AIM OF THE EXERCISE:
Restate each entry word for word, leaving nothing out.

Source records:
____

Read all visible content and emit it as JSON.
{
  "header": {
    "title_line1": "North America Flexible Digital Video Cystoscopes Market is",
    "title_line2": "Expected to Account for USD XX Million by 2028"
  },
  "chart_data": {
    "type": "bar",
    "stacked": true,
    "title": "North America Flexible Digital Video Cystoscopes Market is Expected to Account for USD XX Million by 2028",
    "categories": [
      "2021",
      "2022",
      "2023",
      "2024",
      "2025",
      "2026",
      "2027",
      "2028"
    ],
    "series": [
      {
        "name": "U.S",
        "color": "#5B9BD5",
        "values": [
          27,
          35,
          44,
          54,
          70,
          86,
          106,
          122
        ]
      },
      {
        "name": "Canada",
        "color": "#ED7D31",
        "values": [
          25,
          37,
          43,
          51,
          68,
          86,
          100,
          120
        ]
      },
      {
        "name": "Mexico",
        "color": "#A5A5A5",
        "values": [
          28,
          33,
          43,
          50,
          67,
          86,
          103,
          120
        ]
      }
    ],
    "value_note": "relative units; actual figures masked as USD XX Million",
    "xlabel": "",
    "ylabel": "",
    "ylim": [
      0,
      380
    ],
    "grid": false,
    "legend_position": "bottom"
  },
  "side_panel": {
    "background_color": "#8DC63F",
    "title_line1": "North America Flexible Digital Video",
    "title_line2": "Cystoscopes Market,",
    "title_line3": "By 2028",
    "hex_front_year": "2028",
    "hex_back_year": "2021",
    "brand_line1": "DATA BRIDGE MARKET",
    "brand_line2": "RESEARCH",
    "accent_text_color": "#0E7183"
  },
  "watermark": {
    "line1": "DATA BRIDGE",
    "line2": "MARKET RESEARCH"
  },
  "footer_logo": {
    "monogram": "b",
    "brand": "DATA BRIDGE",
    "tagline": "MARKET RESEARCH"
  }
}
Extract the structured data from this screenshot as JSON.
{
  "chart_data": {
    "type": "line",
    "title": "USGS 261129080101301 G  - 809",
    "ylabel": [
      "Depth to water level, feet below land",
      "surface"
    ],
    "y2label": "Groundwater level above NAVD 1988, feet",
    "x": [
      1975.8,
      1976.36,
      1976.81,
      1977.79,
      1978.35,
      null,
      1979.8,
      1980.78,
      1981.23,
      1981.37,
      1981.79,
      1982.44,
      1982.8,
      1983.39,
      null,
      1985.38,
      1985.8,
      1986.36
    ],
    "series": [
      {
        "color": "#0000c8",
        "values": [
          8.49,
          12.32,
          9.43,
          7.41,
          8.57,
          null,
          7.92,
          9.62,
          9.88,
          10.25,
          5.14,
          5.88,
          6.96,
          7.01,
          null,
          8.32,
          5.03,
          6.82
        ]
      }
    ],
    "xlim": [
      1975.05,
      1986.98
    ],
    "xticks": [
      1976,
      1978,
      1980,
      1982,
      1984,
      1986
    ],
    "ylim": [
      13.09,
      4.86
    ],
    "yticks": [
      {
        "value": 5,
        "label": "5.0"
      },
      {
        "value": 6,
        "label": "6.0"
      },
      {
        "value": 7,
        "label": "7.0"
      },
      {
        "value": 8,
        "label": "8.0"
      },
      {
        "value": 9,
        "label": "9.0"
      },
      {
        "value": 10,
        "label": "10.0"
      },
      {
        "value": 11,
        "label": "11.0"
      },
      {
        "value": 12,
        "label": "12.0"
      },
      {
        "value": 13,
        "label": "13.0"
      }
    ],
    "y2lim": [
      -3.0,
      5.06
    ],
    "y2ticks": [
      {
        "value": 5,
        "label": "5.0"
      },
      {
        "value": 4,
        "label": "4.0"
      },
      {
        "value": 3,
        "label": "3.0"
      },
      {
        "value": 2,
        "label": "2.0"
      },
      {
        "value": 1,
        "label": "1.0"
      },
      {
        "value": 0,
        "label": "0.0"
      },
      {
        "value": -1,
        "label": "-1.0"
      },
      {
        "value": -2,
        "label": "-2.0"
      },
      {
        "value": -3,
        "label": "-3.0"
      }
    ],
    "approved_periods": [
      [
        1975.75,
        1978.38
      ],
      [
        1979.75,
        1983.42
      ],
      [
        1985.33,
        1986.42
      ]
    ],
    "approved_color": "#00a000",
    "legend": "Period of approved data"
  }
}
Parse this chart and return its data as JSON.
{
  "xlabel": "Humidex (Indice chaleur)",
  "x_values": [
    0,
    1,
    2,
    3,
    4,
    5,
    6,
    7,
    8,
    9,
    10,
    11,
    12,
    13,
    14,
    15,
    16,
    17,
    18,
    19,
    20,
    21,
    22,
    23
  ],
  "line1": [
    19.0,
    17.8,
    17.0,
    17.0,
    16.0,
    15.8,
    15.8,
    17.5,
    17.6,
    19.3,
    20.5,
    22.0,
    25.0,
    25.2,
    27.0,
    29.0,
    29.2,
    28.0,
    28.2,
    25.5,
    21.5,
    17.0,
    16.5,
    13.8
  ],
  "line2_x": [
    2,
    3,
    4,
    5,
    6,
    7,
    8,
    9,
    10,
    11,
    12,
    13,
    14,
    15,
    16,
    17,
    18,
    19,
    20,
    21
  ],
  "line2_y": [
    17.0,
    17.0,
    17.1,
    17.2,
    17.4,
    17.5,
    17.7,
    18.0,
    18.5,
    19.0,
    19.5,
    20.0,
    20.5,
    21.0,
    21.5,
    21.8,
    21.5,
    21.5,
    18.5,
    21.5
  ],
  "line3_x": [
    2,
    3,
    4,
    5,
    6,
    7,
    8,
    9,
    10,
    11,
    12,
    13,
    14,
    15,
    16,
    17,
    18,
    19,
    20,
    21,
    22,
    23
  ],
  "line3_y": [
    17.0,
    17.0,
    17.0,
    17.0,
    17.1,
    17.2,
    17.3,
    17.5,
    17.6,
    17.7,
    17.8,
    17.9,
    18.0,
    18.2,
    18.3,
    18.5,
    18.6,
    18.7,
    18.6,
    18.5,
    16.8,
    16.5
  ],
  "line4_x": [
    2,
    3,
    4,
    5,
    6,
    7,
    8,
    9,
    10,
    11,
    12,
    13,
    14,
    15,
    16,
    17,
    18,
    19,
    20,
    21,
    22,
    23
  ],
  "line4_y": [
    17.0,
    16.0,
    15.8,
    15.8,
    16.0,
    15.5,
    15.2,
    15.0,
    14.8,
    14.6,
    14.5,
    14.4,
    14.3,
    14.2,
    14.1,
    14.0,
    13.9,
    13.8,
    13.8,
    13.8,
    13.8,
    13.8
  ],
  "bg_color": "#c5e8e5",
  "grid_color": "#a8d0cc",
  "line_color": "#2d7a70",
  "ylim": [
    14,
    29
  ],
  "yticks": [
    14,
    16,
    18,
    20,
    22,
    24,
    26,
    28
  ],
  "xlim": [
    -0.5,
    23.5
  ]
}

____

FULL ANSWER:
Read all visible content and emit it as JSON.
{
  "header": {
    "title_line1": "North America Flexible Digital Video Cystoscopes Market is",
    "title_line2": "Expected to Account for USD XX Million by 2028"
  },
  "chart_data": {
    "type": "bar",
    "stacked": true,
    "title": "North America Flexible Digital Video Cystoscopes Market is Expected to Account for USD XX Million by 2028",
    "categories": [
      "2021",
      "2022",
      "2023",
      "2024",
      "2025",
      "2026",
      "2027",
      "2028"
    ],
    "series": [
      {
        "name": "U.S",
        "color": "#5B9BD5",
        "values": [
          27,
          35,
          44,
          54,
          70,
          86,
          106,
          122
        ]
      },
      {
        "name": "Canada",
        "color": "#ED7D31",
        "values": [
          25,
          37,
          43,
          51,
          68,
          86,
          100,
          120
        ]
      },
      {
        "name": "Mexico",
        "color": "#A5A5A5",
        "values": [
          28,
          33,
          43,
          50,
          67,
          86,
          103,
          120
        ]
      }
    ],
    "value_note": "relative units; actual figures masked as USD XX Million",
    "xlabel": "",
    "ylabel": "",
    "ylim": [
      0,
      380
    ],
    "grid": false,
    "legend_position": "bottom"
  },
  "side_panel": {
    "background_color": "#8DC63F",
    "title_line1": "North America Flexible Digital Video",
    "title_line2": "Cystoscopes Market,",
    "title_line3": "By 2028",
    "hex_front_year": "2028",
    "hex_back_year": "2021",
    "brand_line1": "DATA BRIDGE MARKET",
    "brand_line2": "RESEARCH",
    "accent_text_color": "#0E7183"
  },
  "watermark": {
    "line1": "DATA BRIDGE",
    "line2": "MARKET RESEARCH"
  },
  "footer_logo": {
    "monogram": "b",
    "brand": "DATA BRIDGE",
    "tagline": "MARKET RESEARCH"
  }
}
Extract the structured data from this screenshot as JSON.
{
  "chart_data": {
    "type": "line",
    "title": "USGS 261129080101301 G  - 809",
    "ylabel": [
      "Depth to water level, feet below land",
      "surface"
    ],
    "y2label": "Groundwater level above NAVD 1988, feet",
    "x": [
      1975.8,
      1976.36,
      1976.81,
      1977.79,
      1978.35,
      null,
      1979.8,
      1980.78,
      1981.23,
      1981.37,
      1981.79,
      1982.44,
      1982.8,
      1983.39,
      null,
      1985.38,
      1985.8,
      1986.36
    ],
    "series": [
      {
        "color": "#0000c8",
        "values": [
          8.49,
          12.32,
          9.43,
          7.41,
          8.57,
          null,
          7.92,
          9.62,
          9.88,
          10.25,
          5.14,
          5.88,
          6.96,
          7.01,
          null,
          8.32,
          5.03,
          6.82
        ]
      }
    ],
    "xlim": [
      1975.05,
      1986.98
    ],
    "xticks": [
      1976,
      1978,
      1980,
      1982,
      1984,
      1986
    ],
    "ylim": [
      13.09,
      4.86
    ],
    "yticks": [
      {
        "value": 5,
        "label": "5.0"
      },
      {
        "value": 6,
        "label": "6.0"
      },
      {
        "value": 7,
        "label": "7.0"
      },
      {
        "value": 8,
        "label": "8.0"
      },
      {
        "value": 9,
        "label": "9.0"
      },
      {
        "value": 10,
        "label": "10.0"
      },
      {
        "value": 11,
        "label": "11.0"
      },
      {
        "value": 12,
        "label": "12.0"
      },
      {
        "value": 13,
        "label": "13.0"
      }
    ],
    "y2lim": [
      -3.0,
      5.06
    ],
    "y2ticks": [
      {
        "value": 5,
        "label": "5.0"
      },
      {
        "value": 4,
        "label": "4.0"
      },
      {
        "value": 3,
        "label": "3.0"
      },
      {
        "value": 2,
        "label": "2.0"
      },
      {
        "value": 1,
        "label": "1.0"
      },
      {
        "value": 0,
        "label": "0.0"
      },
      {
        "value": -1,
        "label": "-1.0"
      },
      {
        "value": -2,
        "label": "-2.0"
      },
      {
        "value": -3,
        "label": "-3.0"
      }
    ],
    "approved_periods": [
      [
        1975.75,
        1978.38
      ],
      [
        1979.75,
        1983.42
      ],
      [
        1985.33,
        1986.42
      ]
    ],
    "approved_color": "#00a000",
    "legend": "Period of approved data"
  }
}
Parse this chart and return its data as JSON.
{
  "xlabel": "Humidex (Indice chaleur)",
  "x_values": [
    0,
    1,
    2,
    3,
    4,
    5,
    6,
    7,
    8,
    9,
    10,
    11,
    12,
    13,
    14,
    15,
    16,
    17,
    18,
    19,
    20,
    21,
    22,
    23
  ],
  "line1": [
    19.0,
    17.8,
    17.0,
    17.0,
    16.0,
    15.8,
    15.8,
    17.5,
    17.6,
    19.3,
    20.5,
    22.0,
    25.0,
    25.2,
    27.0,
    29.0,
    29.2,
    28.0,
    28.2,
    25.5,
    21.5,
    17.0,
    16.5,
    13.8
  ],
  "line2_x": [
    2,
    3,
    4,
    5,
    6,
    7,
    8,
    9,
    10,
    11,
    12,
    13,
    14,
    15,
    16,
    17,
    18,
    19,
    20,
    21
  ],
  "line2_y": [
    17.0,
    17.0,
    17.1,
    17.2,
    17.4,
    17.5,
    17.7,
    18.0,
    18.5,
    19.0,
    19.5,
    20.0,
    20.5,
    21.0,
    21.5,
    21.8,
    21.5,
    21.5,
    18.5,
    21.5
  ],
  "line3_x": [
    2,
    3,
    4,
    5,
    6,
    7,
    8,
    9,
    10,
    11,
    12,
    13,
    14,
    15,
    16,
    17,
    18,
    19,
    20,
    21,
    22,
    23
  ],
  "line3_y": [
    17.0,
    17.0,
    17.0,
    17.0,
    17.1,
    17.2,
    17.3,
    17.5,
    17.6,
    17.7,
    17.8,
    17.9,
    18.0,
    18.2,
    18.3,
    18.5,
    18.6,
    18.7,
    18.6,
    18.5,
    16.8,
    16.5
  ],
  "line4_x": [
    2,
    3,
    4,
    5,
    6,
    7,
    8,
    9,
    10,
    11,
    12,
    13,
    14,
    15,
    16,
    17,
    18,
    19,
    20,
    21,
    22,
    23
  ],
  "line4_y": [
    17.0,
    16.0,
    15.8,
    15.8,
    16.0,
    15.5,
    15.2,
    15.0,
    14.8,
    14.6,
    14.5,
    14.4,
    14.3,
    14.2,
    14.1,
    14.0,
    13.9,
    13.8,
    13.8,
    13.8,
    13.8,
    13.8
  ],
  "bg_color": "#c5e8e5",
  "grid_color": "#a8d0cc",
  "line_color": "#2d7a70",
  "ylim": [
    14,
    29
  ],
  "yticks": [
    14,
    16,
    18,
    20,
    22,
    24,
    26,
    28
  ],
  "xlim": [
    -0.5,
    23.5
  ]
}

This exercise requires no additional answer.